# Objective
Look through the material and copy each line holding "烟火漫卷".

================

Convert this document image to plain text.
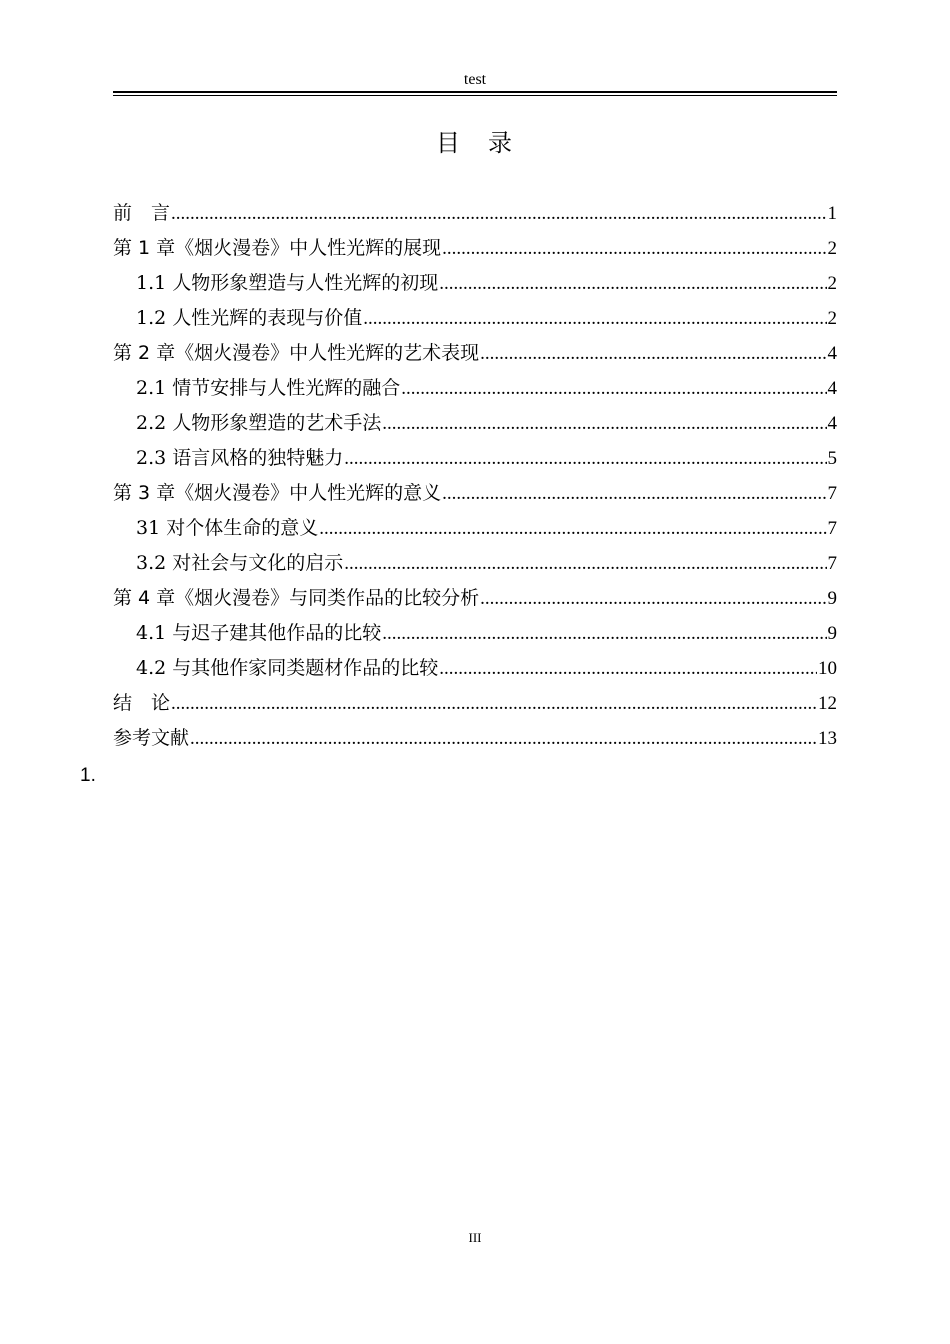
test
目　录
前　言 .....	1
第 1 章《烟火漫卷》中人性光辉的展现 .....	2
1.1 人物形象塑造与人性光辉的初现 .....	2
1.2 人性光辉的表现与价值 .....	2
第 2 章《烟火漫卷》中人性光辉的艺术表现 .....	4
2.1 情节安排与人性光辉的融合 .....	4
2.2 人物形象塑造的艺术手法 .....	4
2.3 语言风格的独特魅力 .....	5
第 3 章《烟火漫卷》中人性光辉的意义 .....	7
31 对个体生命的意义 .....	7
3.2 对社会与文化的启示 .....	7
第 4 章《烟火漫卷》与同类作品的比较分析 .....	9
4.1 与迟子建其他作品的比较 .....	9
4.2 与其他作家同类题材作品的比较 .....	10
结　论 .....	12
参考文献 .....	13
1.
III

================

# The reply
第 1 章《烟火漫卷》中人性光辉的展现 .....	2
第 2 章《烟火漫卷》中人性光辉的艺术表现 .....	4
第 3 章《烟火漫卷》中人性光辉的意义 .....	7
第 4 章《烟火漫卷》与同类作品的比较分析 .....	9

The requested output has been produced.